> [Problem description] Pick out all lines of the entries that include the word "JSON" and copy them.

> [Data]
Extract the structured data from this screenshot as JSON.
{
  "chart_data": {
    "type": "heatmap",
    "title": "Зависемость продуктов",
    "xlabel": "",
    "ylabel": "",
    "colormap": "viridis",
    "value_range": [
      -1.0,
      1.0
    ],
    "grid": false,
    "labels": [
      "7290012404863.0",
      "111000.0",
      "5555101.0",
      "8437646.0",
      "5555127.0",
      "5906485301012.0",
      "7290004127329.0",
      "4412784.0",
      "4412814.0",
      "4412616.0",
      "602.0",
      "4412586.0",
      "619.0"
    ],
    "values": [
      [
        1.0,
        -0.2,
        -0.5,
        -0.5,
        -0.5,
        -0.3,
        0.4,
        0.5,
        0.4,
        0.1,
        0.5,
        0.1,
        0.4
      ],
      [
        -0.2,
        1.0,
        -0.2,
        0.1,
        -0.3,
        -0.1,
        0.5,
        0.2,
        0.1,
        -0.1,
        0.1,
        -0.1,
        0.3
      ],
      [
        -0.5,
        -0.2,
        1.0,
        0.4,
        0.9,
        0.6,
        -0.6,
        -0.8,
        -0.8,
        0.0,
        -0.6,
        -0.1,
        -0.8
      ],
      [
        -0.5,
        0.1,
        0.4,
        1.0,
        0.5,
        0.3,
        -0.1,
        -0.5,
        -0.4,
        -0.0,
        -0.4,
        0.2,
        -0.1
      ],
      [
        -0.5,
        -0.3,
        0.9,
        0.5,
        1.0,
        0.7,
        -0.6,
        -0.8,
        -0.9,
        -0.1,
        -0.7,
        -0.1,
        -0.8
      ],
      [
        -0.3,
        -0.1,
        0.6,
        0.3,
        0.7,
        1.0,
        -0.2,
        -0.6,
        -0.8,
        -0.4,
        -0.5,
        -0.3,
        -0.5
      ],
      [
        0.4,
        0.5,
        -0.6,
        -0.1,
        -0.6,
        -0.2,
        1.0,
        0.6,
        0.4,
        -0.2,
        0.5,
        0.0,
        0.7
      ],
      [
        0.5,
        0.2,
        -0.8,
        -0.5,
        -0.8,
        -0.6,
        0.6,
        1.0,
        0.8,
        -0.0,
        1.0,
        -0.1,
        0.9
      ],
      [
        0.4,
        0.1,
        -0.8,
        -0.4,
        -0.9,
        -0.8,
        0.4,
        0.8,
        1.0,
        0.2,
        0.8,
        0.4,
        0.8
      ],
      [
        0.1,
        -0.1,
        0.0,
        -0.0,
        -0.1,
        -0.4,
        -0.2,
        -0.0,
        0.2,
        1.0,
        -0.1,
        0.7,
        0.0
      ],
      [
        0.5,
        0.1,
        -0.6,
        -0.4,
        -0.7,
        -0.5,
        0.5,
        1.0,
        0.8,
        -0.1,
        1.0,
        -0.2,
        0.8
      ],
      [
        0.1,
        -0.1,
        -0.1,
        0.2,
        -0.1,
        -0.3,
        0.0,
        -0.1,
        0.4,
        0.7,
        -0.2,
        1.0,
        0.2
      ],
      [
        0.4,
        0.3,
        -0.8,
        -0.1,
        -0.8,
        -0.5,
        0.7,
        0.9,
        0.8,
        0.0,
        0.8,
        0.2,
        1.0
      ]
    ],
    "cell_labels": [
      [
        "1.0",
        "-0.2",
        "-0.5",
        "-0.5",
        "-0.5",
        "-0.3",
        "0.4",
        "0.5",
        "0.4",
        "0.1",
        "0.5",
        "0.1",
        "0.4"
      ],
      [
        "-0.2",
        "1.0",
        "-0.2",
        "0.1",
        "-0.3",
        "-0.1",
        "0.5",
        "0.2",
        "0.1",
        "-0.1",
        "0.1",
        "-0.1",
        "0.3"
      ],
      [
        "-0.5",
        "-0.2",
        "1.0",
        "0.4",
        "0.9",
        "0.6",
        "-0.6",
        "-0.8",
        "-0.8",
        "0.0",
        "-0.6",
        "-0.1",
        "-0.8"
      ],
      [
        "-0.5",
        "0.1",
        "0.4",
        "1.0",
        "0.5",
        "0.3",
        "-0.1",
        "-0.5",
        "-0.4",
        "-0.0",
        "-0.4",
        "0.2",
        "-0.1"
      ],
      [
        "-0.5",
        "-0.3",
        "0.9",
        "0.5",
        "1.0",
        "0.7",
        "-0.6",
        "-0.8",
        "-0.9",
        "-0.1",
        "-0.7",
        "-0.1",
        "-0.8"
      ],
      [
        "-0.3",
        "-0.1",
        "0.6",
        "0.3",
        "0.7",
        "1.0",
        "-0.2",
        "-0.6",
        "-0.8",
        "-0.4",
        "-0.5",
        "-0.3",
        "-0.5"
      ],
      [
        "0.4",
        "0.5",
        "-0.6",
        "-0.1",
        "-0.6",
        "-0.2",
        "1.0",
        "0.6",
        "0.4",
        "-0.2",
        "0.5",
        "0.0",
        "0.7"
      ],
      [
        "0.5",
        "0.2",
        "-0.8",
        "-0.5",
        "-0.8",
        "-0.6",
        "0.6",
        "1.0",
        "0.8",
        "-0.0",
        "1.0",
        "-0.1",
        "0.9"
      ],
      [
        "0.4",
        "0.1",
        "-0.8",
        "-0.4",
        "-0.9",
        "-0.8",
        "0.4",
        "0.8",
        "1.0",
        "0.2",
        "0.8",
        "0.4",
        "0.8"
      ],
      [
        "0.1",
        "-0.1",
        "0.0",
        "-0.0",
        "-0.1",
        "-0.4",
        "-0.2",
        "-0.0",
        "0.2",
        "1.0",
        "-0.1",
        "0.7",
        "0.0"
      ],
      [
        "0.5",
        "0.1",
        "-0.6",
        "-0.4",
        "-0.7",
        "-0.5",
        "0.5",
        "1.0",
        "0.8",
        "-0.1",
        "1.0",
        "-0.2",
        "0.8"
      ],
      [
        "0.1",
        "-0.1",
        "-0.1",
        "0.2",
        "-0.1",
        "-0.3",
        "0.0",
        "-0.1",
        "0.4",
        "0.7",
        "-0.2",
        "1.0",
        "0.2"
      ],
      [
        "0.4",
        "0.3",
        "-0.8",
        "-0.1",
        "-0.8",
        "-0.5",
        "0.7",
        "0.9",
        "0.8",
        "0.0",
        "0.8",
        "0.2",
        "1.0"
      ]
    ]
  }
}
==
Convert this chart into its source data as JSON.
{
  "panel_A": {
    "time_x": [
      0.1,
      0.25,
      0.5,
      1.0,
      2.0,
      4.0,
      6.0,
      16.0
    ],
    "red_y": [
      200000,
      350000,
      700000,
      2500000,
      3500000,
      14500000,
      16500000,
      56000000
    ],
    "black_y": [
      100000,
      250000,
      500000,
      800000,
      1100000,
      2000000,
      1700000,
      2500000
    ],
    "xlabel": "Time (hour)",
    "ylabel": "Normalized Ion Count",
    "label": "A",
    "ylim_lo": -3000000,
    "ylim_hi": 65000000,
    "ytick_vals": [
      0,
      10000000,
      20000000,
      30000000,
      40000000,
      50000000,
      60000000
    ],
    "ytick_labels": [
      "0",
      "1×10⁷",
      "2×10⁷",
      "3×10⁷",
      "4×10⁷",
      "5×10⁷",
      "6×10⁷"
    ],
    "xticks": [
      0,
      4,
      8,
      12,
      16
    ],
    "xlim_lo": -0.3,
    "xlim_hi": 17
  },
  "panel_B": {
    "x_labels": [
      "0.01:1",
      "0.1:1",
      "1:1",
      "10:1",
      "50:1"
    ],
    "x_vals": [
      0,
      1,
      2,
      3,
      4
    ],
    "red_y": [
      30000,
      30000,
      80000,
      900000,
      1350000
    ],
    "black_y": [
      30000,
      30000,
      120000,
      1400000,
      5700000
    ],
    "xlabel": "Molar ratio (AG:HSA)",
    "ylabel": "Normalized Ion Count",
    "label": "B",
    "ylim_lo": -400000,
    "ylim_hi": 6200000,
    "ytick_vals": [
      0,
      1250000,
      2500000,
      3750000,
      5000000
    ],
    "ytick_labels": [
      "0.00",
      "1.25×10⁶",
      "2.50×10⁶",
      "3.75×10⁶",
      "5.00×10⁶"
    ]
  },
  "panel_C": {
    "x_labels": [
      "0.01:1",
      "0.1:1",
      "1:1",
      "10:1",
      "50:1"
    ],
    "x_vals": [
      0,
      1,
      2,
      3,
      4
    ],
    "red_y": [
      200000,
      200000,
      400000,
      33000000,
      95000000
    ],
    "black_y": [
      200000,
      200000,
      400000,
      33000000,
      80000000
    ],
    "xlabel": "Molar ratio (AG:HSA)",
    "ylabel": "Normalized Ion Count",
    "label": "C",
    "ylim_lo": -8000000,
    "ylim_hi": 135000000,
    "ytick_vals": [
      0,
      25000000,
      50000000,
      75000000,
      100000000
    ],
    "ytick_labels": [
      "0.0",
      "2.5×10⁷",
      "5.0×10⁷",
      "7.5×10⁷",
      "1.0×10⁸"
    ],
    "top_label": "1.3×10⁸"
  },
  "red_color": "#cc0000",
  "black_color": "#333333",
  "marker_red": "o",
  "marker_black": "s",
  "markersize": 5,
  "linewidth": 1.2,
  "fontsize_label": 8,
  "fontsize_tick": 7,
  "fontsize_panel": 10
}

> [Answer to this problem]
Extract the structured data from this screenshot as JSON.
Convert this chart into its source data as JSON.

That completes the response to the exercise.